____ DATA FOR THIS TASK

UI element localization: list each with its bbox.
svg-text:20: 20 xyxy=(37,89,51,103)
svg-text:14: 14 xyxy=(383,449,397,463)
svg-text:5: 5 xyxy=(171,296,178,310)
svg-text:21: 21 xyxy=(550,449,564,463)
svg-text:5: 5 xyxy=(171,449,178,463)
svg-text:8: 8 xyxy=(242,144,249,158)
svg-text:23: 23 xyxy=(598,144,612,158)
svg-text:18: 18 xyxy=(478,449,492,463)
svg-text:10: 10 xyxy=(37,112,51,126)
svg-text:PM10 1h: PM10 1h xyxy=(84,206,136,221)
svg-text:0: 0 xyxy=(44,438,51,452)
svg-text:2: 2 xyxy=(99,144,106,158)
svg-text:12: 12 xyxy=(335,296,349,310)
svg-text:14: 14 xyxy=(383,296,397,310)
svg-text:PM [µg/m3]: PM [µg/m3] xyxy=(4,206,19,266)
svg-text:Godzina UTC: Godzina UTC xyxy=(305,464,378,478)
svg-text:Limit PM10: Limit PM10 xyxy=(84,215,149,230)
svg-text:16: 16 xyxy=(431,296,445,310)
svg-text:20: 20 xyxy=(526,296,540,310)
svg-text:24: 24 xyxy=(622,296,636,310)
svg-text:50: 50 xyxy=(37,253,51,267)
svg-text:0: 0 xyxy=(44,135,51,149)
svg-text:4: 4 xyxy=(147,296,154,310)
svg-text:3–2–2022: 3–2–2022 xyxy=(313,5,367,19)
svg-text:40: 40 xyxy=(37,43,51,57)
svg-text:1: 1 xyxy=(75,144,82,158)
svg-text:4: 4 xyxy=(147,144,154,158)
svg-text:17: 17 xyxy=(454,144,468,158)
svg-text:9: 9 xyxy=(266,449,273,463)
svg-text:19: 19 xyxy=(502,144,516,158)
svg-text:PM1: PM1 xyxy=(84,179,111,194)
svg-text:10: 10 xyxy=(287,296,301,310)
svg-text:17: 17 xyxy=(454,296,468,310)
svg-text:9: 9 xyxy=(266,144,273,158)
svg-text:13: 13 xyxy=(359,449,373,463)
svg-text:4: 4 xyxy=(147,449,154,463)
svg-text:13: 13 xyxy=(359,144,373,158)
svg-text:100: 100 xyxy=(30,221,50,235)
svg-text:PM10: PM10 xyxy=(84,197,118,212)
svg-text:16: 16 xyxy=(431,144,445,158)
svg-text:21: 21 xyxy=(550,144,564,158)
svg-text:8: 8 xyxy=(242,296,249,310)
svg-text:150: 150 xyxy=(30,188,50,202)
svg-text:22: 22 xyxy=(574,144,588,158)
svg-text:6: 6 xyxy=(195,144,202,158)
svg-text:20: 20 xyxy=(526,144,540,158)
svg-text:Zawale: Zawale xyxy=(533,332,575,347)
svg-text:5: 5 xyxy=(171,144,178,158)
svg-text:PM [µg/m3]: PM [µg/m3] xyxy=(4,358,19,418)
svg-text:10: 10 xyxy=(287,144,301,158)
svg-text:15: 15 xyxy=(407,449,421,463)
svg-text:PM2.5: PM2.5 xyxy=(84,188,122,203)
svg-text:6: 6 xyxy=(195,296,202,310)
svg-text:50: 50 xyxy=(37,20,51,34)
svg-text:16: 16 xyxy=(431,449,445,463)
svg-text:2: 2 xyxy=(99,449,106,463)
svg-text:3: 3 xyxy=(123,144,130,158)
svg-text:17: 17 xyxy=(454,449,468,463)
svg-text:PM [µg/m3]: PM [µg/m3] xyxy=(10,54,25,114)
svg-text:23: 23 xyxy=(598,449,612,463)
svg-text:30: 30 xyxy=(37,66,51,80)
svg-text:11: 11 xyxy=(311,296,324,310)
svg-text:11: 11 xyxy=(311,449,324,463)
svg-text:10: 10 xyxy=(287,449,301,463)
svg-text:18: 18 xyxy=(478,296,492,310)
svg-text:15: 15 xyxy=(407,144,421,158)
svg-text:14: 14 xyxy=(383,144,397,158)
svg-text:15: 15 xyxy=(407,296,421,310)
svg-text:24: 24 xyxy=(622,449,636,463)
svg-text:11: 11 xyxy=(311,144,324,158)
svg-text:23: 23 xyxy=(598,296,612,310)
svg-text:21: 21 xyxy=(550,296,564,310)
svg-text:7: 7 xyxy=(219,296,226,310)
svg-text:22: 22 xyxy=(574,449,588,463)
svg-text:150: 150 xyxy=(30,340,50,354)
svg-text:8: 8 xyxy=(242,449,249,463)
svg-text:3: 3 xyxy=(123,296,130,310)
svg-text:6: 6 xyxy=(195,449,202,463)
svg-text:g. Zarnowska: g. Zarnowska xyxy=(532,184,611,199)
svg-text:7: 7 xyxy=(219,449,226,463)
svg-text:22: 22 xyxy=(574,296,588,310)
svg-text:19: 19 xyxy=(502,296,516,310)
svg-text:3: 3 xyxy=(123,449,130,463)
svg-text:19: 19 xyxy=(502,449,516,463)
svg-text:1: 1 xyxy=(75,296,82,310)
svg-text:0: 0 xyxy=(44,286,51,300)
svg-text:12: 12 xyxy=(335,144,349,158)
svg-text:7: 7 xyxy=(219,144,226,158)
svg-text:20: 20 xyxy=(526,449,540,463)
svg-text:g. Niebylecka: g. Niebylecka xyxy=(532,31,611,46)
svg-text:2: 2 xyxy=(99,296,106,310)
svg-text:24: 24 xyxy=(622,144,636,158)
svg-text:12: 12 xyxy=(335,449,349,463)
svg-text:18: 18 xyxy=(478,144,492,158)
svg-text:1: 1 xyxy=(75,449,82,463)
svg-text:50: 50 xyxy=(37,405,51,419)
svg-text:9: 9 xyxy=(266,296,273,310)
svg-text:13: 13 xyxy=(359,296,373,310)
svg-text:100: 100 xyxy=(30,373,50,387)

________

◆ PROBLEM REQUIREMENTS ◆
Update the rows above by replacing each occurrence of "Godzina UTC" with "Hour (UTC)", leaving everything else unchanged.

◆ EXERCISE OUTPUT ◆
UI element localization: list each with its bbox.
svg-text:20: 20 xyxy=(37,89,51,103)
svg-text:14: 14 xyxy=(383,449,397,463)
svg-text:5: 5 xyxy=(171,296,178,310)
svg-text:21: 21 xyxy=(550,449,564,463)
svg-text:5: 5 xyxy=(171,449,178,463)
svg-text:8: 8 xyxy=(242,144,249,158)
svg-text:23: 23 xyxy=(598,144,612,158)
svg-text:18: 18 xyxy=(478,449,492,463)
svg-text:10: 10 xyxy=(37,112,51,126)
svg-text:PM10 1h: PM10 1h xyxy=(84,206,136,221)
svg-text:0: 0 xyxy=(44,438,51,452)
svg-text:2: 2 xyxy=(99,144,106,158)
svg-text:12: 12 xyxy=(335,296,349,310)
svg-text:14: 14 xyxy=(383,296,397,310)
svg-text:PM [µg/m3]: PM [µg/m3] xyxy=(4,206,19,266)
svg-text:Hour (UTC): Hour (UTC) xyxy=(305,464,378,478)
svg-text:Limit PM10: Limit PM10 xyxy=(84,215,149,230)
svg-text:16: 16 xyxy=(431,296,445,310)
svg-text:20: 20 xyxy=(526,296,540,310)
svg-text:24: 24 xyxy=(622,296,636,310)
svg-text:50: 50 xyxy=(37,253,51,267)
svg-text:0: 0 xyxy=(44,135,51,149)
svg-text:4: 4 xyxy=(147,296,154,310)
svg-text:3–2–2022: 3–2–2022 xyxy=(313,5,367,19)
svg-text:40: 40 xyxy=(37,43,51,57)
svg-text:1: 1 xyxy=(75,144,82,158)
svg-text:4: 4 xyxy=(147,144,154,158)
svg-text:17: 17 xyxy=(454,144,468,158)
svg-text:9: 9 xyxy=(266,449,273,463)
svg-text:19: 19 xyxy=(502,144,516,158)
svg-text:PM1: PM1 xyxy=(84,179,111,194)
svg-text:10: 10 xyxy=(287,296,301,310)
svg-text:17: 17 xyxy=(454,296,468,310)
svg-text:9: 9 xyxy=(266,144,273,158)
svg-text:13: 13 xyxy=(359,449,373,463)
svg-text:4: 4 xyxy=(147,449,154,463)
svg-text:13: 13 xyxy=(359,144,373,158)
svg-text:100: 100 xyxy=(30,221,50,235)
svg-text:PM10: PM10 xyxy=(84,197,118,212)
svg-text:16: 16 xyxy=(431,144,445,158)
svg-text:21: 21 xyxy=(550,144,564,158)
svg-text:8: 8 xyxy=(242,296,249,310)
svg-text:150: 150 xyxy=(30,188,50,202)
svg-text:22: 22 xyxy=(574,144,588,158)
svg-text:6: 6 xyxy=(195,144,202,158)
svg-text:20: 20 xyxy=(526,144,540,158)
svg-text:Zawale: Zawale xyxy=(533,332,575,347)
svg-text:5: 5 xyxy=(171,144,178,158)
svg-text:PM [µg/m3]: PM [µg/m3] xyxy=(4,358,19,418)
svg-text:10: 10 xyxy=(287,144,301,158)
svg-text:15: 15 xyxy=(407,449,421,463)
svg-text:PM2.5: PM2.5 xyxy=(84,188,122,203)
svg-text:6: 6 xyxy=(195,296,202,310)
svg-text:50: 50 xyxy=(37,20,51,34)
svg-text:16: 16 xyxy=(431,449,445,463)
svg-text:2: 2 xyxy=(99,449,106,463)
svg-text:3: 3 xyxy=(123,144,130,158)
svg-text:17: 17 xyxy=(454,449,468,463)
svg-text:PM [µg/m3]: PM [µg/m3] xyxy=(10,54,25,114)
svg-text:23: 23 xyxy=(598,449,612,463)
svg-text:30: 30 xyxy=(37,66,51,80)
svg-text:11: 11 xyxy=(311,296,324,310)
svg-text:11: 11 xyxy=(311,449,324,463)
svg-text:10: 10 xyxy=(287,449,301,463)
svg-text:18: 18 xyxy=(478,296,492,310)
svg-text:15: 15 xyxy=(407,144,421,158)
svg-text:14: 14 xyxy=(383,144,397,158)
svg-text:15: 15 xyxy=(407,296,421,310)
svg-text:24: 24 xyxy=(622,449,636,463)
svg-text:11: 11 xyxy=(311,144,324,158)
svg-text:23: 23 xyxy=(598,296,612,310)
svg-text:21: 21 xyxy=(550,296,564,310)
svg-text:7: 7 xyxy=(219,296,226,310)
svg-text:22: 22 xyxy=(574,449,588,463)
svg-text:150: 150 xyxy=(30,340,50,354)
svg-text:8: 8 xyxy=(242,449,249,463)
svg-text:3: 3 xyxy=(123,296,130,310)
svg-text:6: 6 xyxy=(195,449,202,463)
svg-text:g. Zarnowska: g. Zarnowska xyxy=(532,184,611,199)
svg-text:7: 7 xyxy=(219,449,226,463)
svg-text:22: 22 xyxy=(574,296,588,310)
svg-text:19: 19 xyxy=(502,296,516,310)
svg-text:3: 3 xyxy=(123,449,130,463)
svg-text:19: 19 xyxy=(502,449,516,463)
svg-text:1: 1 xyxy=(75,296,82,310)
svg-text:0: 0 xyxy=(44,286,51,300)
svg-text:12: 12 xyxy=(335,144,349,158)
svg-text:7: 7 xyxy=(219,144,226,158)
svg-text:20: 20 xyxy=(526,449,540,463)
svg-text:g. Niebylecka: g. Niebylecka xyxy=(532,31,611,46)
svg-text:2: 2 xyxy=(99,296,106,310)
svg-text:24: 24 xyxy=(622,144,636,158)
svg-text:12: 12 xyxy=(335,449,349,463)
svg-text:18: 18 xyxy=(478,144,492,158)
svg-text:1: 1 xyxy=(75,449,82,463)
svg-text:50: 50 xyxy=(37,405,51,419)
svg-text:9: 9 xyxy=(266,296,273,310)
svg-text:13: 13 xyxy=(359,296,373,310)
svg-text:100: 100 xyxy=(30,373,50,387)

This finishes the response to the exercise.